----- INPUT FOR THIS TASK -----

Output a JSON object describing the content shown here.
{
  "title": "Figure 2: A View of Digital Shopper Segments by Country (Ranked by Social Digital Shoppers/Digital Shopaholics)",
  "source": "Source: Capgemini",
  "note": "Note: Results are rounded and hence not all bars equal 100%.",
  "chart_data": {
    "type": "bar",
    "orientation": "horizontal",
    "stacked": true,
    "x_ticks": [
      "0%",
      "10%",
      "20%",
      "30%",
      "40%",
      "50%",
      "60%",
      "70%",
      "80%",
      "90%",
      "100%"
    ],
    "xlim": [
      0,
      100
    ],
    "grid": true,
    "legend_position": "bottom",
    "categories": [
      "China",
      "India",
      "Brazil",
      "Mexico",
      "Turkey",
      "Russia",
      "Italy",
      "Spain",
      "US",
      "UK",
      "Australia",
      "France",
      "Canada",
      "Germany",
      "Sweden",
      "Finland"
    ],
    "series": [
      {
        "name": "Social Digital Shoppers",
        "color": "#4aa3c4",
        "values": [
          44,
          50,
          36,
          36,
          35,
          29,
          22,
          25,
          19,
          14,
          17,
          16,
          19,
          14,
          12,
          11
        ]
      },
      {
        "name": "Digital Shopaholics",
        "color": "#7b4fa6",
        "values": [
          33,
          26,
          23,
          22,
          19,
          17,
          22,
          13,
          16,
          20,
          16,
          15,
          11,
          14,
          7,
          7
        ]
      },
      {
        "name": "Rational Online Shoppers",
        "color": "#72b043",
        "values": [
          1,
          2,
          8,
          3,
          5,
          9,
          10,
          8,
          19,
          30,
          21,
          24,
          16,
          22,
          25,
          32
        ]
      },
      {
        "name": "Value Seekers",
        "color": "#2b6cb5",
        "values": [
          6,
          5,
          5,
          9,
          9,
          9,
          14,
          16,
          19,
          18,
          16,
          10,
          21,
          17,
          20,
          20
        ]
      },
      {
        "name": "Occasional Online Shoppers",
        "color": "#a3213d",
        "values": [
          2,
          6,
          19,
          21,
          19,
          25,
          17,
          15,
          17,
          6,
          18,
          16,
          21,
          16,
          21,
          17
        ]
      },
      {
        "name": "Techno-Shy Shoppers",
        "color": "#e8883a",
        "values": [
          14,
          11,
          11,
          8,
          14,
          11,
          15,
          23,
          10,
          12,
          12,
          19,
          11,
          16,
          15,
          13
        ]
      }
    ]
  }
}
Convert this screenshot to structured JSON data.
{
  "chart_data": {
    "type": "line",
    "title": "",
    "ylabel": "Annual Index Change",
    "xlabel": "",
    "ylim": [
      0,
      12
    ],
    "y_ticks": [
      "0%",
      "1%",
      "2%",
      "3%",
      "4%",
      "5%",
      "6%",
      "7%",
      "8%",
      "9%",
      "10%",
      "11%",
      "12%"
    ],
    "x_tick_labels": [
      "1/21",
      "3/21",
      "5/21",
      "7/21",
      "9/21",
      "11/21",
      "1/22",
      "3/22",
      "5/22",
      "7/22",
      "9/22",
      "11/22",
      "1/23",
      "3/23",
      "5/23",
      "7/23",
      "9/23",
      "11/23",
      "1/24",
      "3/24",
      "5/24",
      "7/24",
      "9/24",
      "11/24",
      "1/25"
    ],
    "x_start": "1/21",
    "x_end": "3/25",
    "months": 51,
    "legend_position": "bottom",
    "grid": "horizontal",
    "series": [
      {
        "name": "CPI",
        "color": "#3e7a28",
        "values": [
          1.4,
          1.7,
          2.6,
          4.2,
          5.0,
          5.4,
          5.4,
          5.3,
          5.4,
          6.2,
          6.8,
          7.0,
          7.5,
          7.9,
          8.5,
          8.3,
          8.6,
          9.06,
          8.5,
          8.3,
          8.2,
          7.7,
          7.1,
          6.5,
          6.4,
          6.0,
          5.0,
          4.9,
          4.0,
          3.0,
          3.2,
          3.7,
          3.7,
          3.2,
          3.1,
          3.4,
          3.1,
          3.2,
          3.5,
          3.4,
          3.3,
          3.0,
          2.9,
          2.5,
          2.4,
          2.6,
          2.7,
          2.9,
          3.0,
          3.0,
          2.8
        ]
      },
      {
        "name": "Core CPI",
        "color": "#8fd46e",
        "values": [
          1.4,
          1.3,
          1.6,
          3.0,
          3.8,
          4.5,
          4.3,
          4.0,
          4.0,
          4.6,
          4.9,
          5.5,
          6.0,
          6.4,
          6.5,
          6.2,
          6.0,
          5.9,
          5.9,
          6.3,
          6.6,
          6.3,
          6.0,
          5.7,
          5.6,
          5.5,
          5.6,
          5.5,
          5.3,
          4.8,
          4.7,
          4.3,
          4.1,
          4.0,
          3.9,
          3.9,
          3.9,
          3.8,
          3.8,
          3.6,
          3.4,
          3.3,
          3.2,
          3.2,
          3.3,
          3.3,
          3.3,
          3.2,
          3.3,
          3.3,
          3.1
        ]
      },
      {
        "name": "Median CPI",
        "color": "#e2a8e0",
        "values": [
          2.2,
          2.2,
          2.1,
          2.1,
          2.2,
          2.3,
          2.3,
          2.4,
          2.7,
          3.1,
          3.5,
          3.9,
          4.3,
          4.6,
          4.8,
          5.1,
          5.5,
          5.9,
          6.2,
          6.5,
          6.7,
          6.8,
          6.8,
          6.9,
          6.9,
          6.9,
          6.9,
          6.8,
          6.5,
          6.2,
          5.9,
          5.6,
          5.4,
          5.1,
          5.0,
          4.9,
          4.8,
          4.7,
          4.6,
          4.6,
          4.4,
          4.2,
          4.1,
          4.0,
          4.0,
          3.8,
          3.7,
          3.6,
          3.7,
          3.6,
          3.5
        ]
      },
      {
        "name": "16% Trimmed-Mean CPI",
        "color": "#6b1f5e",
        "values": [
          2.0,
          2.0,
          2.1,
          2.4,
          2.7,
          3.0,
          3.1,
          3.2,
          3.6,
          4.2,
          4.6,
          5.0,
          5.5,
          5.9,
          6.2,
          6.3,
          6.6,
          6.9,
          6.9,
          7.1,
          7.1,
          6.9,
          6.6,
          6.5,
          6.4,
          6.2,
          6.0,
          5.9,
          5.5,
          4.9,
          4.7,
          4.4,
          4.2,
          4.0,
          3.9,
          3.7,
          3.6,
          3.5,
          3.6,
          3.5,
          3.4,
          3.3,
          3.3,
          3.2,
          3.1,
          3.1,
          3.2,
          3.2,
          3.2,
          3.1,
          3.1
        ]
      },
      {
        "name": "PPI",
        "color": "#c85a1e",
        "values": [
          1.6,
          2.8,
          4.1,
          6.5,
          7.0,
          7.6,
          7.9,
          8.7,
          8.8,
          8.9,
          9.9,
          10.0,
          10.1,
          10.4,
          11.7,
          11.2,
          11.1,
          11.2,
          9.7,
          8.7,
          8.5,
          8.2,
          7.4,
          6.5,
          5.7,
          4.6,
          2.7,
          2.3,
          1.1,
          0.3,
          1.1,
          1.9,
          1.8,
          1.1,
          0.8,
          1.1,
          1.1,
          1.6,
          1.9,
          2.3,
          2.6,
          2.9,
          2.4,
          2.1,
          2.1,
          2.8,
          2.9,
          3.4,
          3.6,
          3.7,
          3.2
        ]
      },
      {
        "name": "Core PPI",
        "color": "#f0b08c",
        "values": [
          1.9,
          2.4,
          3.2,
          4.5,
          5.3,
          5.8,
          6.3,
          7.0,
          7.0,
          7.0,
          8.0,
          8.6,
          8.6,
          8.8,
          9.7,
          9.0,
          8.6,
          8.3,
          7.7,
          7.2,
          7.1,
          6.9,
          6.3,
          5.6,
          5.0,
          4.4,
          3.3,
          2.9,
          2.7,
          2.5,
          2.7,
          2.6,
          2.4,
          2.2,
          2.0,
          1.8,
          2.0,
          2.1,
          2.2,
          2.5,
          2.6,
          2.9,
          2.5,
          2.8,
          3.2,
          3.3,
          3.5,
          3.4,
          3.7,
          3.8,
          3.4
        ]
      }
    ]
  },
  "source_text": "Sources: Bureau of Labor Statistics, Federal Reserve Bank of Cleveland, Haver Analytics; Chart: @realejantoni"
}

-----

### WHAT YOU HAVE TO DO:
Say how many lines in the records hold the string "Shoppers", and say nothing else.

### FINAL RESULT:
5